[GIVEN TASK]:
Exclude the pictures and retype the entries as written.

[RAW RECORDS]:

-*-

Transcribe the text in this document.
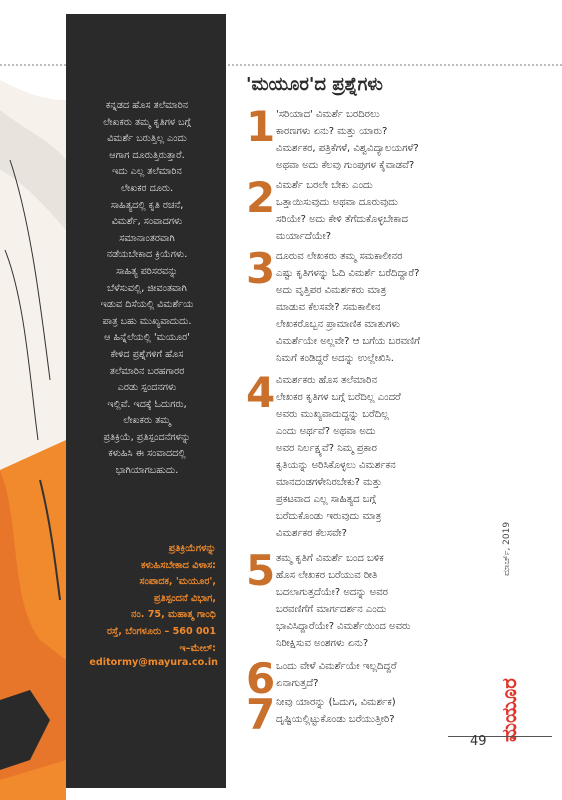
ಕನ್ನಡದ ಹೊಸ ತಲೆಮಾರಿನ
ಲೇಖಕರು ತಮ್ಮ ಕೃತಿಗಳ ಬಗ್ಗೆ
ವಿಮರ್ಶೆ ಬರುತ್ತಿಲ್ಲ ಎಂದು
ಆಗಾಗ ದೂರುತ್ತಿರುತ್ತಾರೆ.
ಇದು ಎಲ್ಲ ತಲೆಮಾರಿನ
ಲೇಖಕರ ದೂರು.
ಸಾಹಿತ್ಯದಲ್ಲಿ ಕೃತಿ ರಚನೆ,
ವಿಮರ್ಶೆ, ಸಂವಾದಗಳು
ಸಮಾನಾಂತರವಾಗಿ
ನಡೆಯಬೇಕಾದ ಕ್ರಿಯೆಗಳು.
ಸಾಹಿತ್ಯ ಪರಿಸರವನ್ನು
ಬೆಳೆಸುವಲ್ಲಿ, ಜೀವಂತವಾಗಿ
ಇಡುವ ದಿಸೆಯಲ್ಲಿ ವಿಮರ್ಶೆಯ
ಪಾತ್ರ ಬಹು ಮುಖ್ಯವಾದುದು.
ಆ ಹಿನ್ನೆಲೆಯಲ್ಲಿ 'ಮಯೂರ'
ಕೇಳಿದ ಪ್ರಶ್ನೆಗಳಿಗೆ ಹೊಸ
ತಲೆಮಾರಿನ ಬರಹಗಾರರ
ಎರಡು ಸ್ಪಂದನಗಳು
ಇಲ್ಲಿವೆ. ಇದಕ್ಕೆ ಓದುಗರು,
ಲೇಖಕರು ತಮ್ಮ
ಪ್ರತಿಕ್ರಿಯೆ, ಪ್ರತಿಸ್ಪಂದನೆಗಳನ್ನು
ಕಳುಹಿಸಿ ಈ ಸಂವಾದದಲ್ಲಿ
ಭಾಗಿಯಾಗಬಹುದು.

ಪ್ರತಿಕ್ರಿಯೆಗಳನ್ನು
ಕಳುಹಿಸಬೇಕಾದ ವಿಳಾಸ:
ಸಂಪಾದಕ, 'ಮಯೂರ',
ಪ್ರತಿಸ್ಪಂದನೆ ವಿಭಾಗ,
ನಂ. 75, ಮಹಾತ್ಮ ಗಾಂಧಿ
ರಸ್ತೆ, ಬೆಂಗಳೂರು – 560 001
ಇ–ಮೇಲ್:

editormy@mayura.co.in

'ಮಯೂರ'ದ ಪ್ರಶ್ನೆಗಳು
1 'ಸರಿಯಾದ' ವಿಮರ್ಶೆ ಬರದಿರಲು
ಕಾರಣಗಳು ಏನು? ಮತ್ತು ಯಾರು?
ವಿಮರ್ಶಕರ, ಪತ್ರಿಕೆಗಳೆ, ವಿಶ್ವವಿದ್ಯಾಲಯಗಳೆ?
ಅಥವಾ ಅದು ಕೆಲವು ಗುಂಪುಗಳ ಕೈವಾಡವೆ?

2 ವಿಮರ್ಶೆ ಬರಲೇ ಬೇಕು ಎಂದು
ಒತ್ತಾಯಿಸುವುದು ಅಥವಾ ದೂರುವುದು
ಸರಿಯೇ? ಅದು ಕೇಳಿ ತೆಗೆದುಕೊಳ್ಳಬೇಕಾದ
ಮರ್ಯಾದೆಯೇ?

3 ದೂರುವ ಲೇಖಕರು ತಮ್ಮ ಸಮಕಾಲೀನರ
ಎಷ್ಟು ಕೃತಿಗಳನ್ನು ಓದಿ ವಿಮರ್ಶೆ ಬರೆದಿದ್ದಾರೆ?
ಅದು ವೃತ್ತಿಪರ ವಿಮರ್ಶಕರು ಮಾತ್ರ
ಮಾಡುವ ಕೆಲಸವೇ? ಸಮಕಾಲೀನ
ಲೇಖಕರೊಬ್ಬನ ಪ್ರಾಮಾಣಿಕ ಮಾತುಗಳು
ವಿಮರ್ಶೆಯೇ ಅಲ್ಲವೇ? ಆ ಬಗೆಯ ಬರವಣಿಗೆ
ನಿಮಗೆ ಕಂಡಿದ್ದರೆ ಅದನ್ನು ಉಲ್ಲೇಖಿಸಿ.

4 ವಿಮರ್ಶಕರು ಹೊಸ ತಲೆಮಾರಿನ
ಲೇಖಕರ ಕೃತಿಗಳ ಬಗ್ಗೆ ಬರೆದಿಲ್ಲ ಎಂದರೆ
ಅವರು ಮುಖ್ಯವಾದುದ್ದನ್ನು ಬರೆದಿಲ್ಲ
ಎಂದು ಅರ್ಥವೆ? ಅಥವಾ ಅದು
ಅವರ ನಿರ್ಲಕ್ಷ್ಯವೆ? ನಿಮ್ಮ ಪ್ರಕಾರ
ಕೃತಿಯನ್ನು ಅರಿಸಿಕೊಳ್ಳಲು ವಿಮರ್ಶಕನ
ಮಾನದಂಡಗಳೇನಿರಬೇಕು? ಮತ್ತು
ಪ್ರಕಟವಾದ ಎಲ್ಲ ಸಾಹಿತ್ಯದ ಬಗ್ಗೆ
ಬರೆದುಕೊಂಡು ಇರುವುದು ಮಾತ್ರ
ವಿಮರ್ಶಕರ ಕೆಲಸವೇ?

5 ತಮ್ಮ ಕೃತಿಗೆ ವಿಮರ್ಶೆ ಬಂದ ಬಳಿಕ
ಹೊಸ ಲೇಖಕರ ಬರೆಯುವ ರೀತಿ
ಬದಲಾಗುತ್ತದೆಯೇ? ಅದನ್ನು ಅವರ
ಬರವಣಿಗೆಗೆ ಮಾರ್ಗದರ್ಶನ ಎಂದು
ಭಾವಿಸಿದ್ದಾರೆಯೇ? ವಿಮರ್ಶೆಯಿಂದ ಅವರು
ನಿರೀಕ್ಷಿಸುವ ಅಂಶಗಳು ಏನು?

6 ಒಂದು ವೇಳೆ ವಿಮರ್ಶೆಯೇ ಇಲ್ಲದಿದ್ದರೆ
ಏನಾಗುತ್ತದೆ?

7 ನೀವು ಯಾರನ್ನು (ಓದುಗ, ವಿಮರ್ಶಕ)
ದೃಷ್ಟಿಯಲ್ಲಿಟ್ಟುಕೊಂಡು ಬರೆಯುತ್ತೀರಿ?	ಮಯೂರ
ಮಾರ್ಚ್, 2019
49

-*-

[RESULT BELOW]:
Transcribe the text in this document.
ಕನ್ನಡದ ಹೊಸ ತಲೆಮಾರಿನ
ಲೇಖಕರು ತಮ್ಮ ಕೃತಿಗಳ ಬಗ್ಗೆ
ವಿಮರ್ಶೆ ಬರುತ್ತಿಲ್ಲ ಎಂದು
ಆಗಾಗ ದೂರುತ್ತಿರುತ್ತಾರೆ.
ಇದು ಎಲ್ಲ ತಲೆಮಾರಿನ
ಲೇಖಕರ ದೂರು.
ಸಾಹಿತ್ಯದಲ್ಲಿ ಕೃತಿ ರಚನೆ,
ವಿಮರ್ಶೆ, ಸಂವಾದಗಳು
ಸಮಾನಾಂತರವಾಗಿ
ನಡೆಯಬೇಕಾದ ಕ್ರಿಯೆಗಳು.
ಸಾಹಿತ್ಯ ಪರಿಸರವನ್ನು
ಬೆಳೆಸುವಲ್ಲಿ, ಜೀವಂತವಾಗಿ
ಇಡುವ ದಿಸೆಯಲ್ಲಿ ವಿಮರ್ಶೆಯ
ಪಾತ್ರ ಬಹು ಮುಖ್ಯವಾದುದು.
ಆ ಹಿನ್ನೆಲೆಯಲ್ಲಿ 'ಮಯೂರ'
ಕೇಳಿದ ಪ್ರಶ್ನೆಗಳಿಗೆ ಹೊಸ
ತಲೆಮಾರಿನ ಬರಹಗಾರರ
ಎರಡು ಸ್ಪಂದನಗಳು
ಇಲ್ಲಿವೆ. ಇದಕ್ಕೆ ಓದುಗರು,
ಲೇಖಕರು ತಮ್ಮ
ಪ್ರತಿಕ್ರಿಯೆ, ಪ್ರತಿಸ್ಪಂದನೆಗಳನ್ನು
ಕಳುಹಿಸಿ ಈ ಸಂವಾದದಲ್ಲಿ
ಭಾಗಿಯಾಗಬಹುದು.

ಪ್ರತಿಕ್ರಿಯೆಗಳನ್ನು
ಕಳುಹಿಸಬೇಕಾದ ವಿಳಾಸ:
ಸಂಪಾದಕ, 'ಮಯೂರ',
ಪ್ರತಿಸ್ಪಂದನೆ ವಿಭಾಗ,
ನಂ. 75, ಮಹಾತ್ಮ ಗಾಂಧಿ
ರಸ್ತೆ, ಬೆಂಗಳೂರು – 560 001
ಇ–ಮೇಲ್:

editormy@mayura.co.in

'ಮಯೂರ'ದ ಪ್ರಶ್ನೆಗಳು
1 'ಸರಿಯಾದ' ವಿಮರ್ಶೆ ಬರದಿರಲು
ಕಾರಣಗಳು ಏನು? ಮತ್ತು ಯಾರು?
ವಿಮರ್ಶಕರ, ಪತ್ರಿಕೆಗಳೆ, ವಿಶ್ವವಿದ್ಯಾಲಯಗಳೆ?
ಅಥವಾ ಅದು ಕೆಲವು ಗುಂಪುಗಳ ಕೈವಾಡವೆ?

2 ವಿಮರ್ಶೆ ಬರಲೇ ಬೇಕು ಎಂದು
ಒತ್ತಾಯಿಸುವುದು ಅಥವಾ ದೂರುವುದು
ಸರಿಯೇ? ಅದು ಕೇಳಿ ತೆಗೆದುಕೊಳ್ಳಬೇಕಾದ
ಮರ್ಯಾದೆಯೇ?

3 ದೂರುವ ಲೇಖಕರು ತಮ್ಮ ಸಮಕಾಲೀನರ
ಎಷ್ಟು ಕೃತಿಗಳನ್ನು ಓದಿ ವಿಮರ್ಶೆ ಬರೆದಿದ್ದಾರೆ?
ಅದು ವೃತ್ತಿಪರ ವಿಮರ್ಶಕರು ಮಾತ್ರ
ಮಾಡುವ ಕೆಲಸವೇ? ಸಮಕಾಲೀನ
ಲೇಖಕರೊಬ್ಬನ ಪ್ರಾಮಾಣಿಕ ಮಾತುಗಳು
ವಿಮರ್ಶೆಯೇ ಅಲ್ಲವೇ? ಆ ಬಗೆಯ ಬರವಣಿಗೆ
ನಿಮಗೆ ಕಂಡಿದ್ದರೆ ಅದನ್ನು ಉಲ್ಲೇಖಿಸಿ.

4 ವಿಮರ್ಶಕರು ಹೊಸ ತಲೆಮಾರಿನ
ಲೇಖಕರ ಕೃತಿಗಳ ಬಗ್ಗೆ ಬರೆದಿಲ್ಲ ಎಂದರೆ
ಅವರು ಮುಖ್ಯವಾದುದ್ದನ್ನು ಬರೆದಿಲ್ಲ
ಎಂದು ಅರ್ಥವೆ? ಅಥವಾ ಅದು
ಅವರ ನಿರ್ಲಕ್ಷ್ಯವೆ? ನಿಮ್ಮ ಪ್ರಕಾರ
ಕೃತಿಯನ್ನು ಅರಿಸಿಕೊಳ್ಳಲು ವಿಮರ್ಶಕನ
ಮಾನದಂಡಗಳೇನಿರಬೇಕು? ಮತ್ತು
ಪ್ರಕಟವಾದ ಎಲ್ಲ ಸಾಹಿತ್ಯದ ಬಗ್ಗೆ
ಬರೆದುಕೊಂಡು ಇರುವುದು ಮಾತ್ರ
ವಿಮರ್ಶಕರ ಕೆಲಸವೇ?

5 ತಮ್ಮ ಕೃತಿಗೆ ವಿಮರ್ಶೆ ಬಂದ ಬಳಿಕ
ಹೊಸ ಲೇಖಕರ ಬರೆಯುವ ರೀತಿ
ಬದಲಾಗುತ್ತದೆಯೇ? ಅದನ್ನು ಅವರ
ಬರವಣಿಗೆಗೆ ಮಾರ್ಗದರ್ಶನ ಎಂದು
ಭಾವಿಸಿದ್ದಾರೆಯೇ? ವಿಮರ್ಶೆಯಿಂದ ಅವರು
ನಿರೀಕ್ಷಿಸುವ ಅಂಶಗಳು ಏನು?

6 ಒಂದು ವೇಳೆ ವಿಮರ್ಶೆಯೇ ಇಲ್ಲದಿದ್ದರೆ
ಏನಾಗುತ್ತದೆ?

7 ನೀವು ಯಾರನ್ನು (ಓದುಗ, ವಿಮರ್ಶಕ)
ದೃಷ್ಟಿಯಲ್ಲಿಟ್ಟುಕೊಂಡು ಬರೆಯುತ್ತೀರಿ?	ಮಯೂರ
ಮಾರ್ಚ್, 2019
49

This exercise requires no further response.